==== Source data ====
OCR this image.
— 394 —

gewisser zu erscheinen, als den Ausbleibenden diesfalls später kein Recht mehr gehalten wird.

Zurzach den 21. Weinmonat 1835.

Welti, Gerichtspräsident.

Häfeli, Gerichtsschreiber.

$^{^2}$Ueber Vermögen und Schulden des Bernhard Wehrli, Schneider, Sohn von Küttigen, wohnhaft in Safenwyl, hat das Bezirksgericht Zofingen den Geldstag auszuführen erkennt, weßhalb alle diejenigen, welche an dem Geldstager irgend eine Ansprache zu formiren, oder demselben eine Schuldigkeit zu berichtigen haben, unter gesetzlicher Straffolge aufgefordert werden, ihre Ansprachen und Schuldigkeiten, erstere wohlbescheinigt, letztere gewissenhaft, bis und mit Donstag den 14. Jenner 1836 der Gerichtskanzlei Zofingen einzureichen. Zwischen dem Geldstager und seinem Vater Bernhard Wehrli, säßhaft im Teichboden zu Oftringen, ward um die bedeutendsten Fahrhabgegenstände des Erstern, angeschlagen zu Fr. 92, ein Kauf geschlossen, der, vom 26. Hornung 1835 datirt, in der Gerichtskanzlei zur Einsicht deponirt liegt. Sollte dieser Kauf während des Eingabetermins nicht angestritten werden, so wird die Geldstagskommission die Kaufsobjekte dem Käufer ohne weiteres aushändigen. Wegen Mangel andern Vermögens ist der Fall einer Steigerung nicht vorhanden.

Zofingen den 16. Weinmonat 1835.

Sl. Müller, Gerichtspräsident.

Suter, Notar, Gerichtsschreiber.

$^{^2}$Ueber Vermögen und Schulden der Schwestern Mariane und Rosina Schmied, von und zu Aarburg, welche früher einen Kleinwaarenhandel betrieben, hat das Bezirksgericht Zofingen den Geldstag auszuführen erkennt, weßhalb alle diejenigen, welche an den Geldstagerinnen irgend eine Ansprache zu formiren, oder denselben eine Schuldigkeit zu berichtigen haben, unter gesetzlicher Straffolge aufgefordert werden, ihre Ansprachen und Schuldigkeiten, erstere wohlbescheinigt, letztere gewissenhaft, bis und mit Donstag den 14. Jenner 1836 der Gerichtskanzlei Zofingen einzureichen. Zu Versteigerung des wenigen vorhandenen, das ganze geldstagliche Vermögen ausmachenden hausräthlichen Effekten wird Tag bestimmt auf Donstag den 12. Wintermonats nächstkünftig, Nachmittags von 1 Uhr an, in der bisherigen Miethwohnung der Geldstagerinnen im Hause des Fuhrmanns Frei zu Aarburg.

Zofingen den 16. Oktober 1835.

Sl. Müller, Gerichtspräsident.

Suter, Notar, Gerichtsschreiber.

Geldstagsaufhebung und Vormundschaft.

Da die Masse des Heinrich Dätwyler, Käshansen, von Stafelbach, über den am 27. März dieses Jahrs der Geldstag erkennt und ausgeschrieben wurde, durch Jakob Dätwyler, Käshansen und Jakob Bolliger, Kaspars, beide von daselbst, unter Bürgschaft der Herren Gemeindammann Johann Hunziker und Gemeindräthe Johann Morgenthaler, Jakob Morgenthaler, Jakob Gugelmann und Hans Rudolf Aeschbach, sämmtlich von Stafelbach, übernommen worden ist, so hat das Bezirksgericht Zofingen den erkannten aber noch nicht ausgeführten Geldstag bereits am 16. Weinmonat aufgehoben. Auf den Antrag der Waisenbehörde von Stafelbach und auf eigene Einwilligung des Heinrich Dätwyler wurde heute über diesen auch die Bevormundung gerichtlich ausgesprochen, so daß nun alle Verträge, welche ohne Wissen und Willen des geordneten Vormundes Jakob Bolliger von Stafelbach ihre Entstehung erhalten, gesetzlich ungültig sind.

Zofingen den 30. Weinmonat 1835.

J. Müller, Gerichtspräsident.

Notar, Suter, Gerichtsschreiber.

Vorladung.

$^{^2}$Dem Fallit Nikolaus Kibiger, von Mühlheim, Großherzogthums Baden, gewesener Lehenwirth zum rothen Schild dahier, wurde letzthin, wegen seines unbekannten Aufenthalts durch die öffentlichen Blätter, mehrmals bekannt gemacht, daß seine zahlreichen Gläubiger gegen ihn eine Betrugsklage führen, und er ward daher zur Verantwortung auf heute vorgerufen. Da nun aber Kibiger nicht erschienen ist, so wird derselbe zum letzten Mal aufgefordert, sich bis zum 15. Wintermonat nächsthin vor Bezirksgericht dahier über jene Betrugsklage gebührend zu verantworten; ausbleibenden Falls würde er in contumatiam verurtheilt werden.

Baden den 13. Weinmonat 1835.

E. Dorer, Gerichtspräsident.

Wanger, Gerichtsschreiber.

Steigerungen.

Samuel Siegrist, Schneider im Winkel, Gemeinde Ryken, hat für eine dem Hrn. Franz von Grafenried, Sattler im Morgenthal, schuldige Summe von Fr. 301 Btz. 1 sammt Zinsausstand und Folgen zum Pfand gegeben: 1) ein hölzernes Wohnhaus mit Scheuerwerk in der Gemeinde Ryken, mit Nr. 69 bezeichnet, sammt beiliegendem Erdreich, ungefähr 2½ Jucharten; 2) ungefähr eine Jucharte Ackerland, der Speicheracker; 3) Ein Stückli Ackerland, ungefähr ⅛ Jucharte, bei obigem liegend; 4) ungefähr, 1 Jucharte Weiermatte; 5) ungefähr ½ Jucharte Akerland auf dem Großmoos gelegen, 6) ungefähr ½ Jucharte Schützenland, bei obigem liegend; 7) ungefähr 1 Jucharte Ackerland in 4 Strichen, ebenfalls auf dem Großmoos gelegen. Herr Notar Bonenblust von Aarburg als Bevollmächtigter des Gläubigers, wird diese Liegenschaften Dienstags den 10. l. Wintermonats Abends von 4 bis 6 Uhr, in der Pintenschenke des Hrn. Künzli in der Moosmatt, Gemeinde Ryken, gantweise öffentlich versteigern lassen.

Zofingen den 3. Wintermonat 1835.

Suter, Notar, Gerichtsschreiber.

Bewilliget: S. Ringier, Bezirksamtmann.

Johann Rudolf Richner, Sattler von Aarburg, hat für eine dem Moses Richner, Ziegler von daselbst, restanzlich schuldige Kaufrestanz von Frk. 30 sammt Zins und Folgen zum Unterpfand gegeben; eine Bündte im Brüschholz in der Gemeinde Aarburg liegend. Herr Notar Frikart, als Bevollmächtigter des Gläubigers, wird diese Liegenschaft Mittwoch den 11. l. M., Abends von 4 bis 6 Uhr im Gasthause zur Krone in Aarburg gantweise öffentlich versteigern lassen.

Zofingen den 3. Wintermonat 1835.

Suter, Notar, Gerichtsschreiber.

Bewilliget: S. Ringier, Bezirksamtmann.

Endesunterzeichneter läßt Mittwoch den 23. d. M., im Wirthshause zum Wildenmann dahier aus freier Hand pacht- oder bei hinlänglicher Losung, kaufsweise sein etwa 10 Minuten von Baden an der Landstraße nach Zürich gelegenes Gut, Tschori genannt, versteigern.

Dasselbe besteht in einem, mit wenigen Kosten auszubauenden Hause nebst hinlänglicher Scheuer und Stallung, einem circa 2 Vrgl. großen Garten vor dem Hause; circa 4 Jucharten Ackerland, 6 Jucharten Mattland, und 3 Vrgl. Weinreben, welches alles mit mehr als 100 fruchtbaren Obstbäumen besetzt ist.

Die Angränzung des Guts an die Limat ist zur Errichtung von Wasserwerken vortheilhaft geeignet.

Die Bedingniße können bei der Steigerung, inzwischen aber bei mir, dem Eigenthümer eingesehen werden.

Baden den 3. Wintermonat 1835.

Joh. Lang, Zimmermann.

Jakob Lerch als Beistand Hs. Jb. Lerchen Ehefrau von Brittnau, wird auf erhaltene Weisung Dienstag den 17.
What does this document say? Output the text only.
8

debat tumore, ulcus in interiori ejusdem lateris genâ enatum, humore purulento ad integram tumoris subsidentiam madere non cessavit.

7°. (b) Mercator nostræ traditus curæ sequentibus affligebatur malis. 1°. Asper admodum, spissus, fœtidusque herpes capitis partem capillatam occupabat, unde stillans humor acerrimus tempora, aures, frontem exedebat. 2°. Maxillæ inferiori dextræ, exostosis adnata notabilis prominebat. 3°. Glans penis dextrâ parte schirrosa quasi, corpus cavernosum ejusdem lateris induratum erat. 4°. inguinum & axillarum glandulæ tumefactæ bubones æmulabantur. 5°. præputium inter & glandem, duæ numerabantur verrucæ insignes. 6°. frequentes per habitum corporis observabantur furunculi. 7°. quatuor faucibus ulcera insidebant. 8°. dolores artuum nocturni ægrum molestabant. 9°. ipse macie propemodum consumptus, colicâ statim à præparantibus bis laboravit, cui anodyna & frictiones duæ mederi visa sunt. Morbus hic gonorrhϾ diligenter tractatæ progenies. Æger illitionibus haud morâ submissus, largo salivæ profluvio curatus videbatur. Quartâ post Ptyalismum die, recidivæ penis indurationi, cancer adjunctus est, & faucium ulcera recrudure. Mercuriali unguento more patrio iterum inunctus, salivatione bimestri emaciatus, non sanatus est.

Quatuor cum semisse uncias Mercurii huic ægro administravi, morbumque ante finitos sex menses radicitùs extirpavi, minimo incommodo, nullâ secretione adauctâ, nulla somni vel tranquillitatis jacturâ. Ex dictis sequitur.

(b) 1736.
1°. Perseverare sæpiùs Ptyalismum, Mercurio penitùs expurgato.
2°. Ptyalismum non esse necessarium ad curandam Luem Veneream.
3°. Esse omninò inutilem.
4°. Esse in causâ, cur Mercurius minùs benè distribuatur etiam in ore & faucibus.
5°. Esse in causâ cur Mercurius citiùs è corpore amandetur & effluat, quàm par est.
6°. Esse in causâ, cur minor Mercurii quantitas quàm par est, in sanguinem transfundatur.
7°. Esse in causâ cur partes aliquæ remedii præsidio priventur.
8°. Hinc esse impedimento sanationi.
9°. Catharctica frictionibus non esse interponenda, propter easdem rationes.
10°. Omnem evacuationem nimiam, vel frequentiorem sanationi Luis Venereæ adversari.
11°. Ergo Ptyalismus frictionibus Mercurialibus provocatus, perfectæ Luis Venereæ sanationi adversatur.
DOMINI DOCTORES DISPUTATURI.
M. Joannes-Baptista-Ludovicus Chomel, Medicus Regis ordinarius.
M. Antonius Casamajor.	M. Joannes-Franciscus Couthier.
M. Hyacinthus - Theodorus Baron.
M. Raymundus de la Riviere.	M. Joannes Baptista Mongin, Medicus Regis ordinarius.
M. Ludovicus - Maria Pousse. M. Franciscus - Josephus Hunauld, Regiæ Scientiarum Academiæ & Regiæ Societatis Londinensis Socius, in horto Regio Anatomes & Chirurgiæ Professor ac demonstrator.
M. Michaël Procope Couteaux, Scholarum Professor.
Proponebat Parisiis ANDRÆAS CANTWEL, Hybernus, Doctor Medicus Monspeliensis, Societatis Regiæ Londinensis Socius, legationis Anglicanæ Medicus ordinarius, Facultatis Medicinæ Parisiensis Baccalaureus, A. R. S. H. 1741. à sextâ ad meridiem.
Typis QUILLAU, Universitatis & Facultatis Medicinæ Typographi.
====
### Problem
Which lines in the records above contain the string "sanationi"? Copy them.

### Result of this task
8°. Hinc esse impedimento sanationi.
10°. Omnem evacuationem nimiam, vel frequentiorem sanationi Luis Venereæ adversari.
11°. Ergo Ptyalismus frictionibus Mercurialibus provocatus, perfectæ Luis Venereæ sanationi adversatur.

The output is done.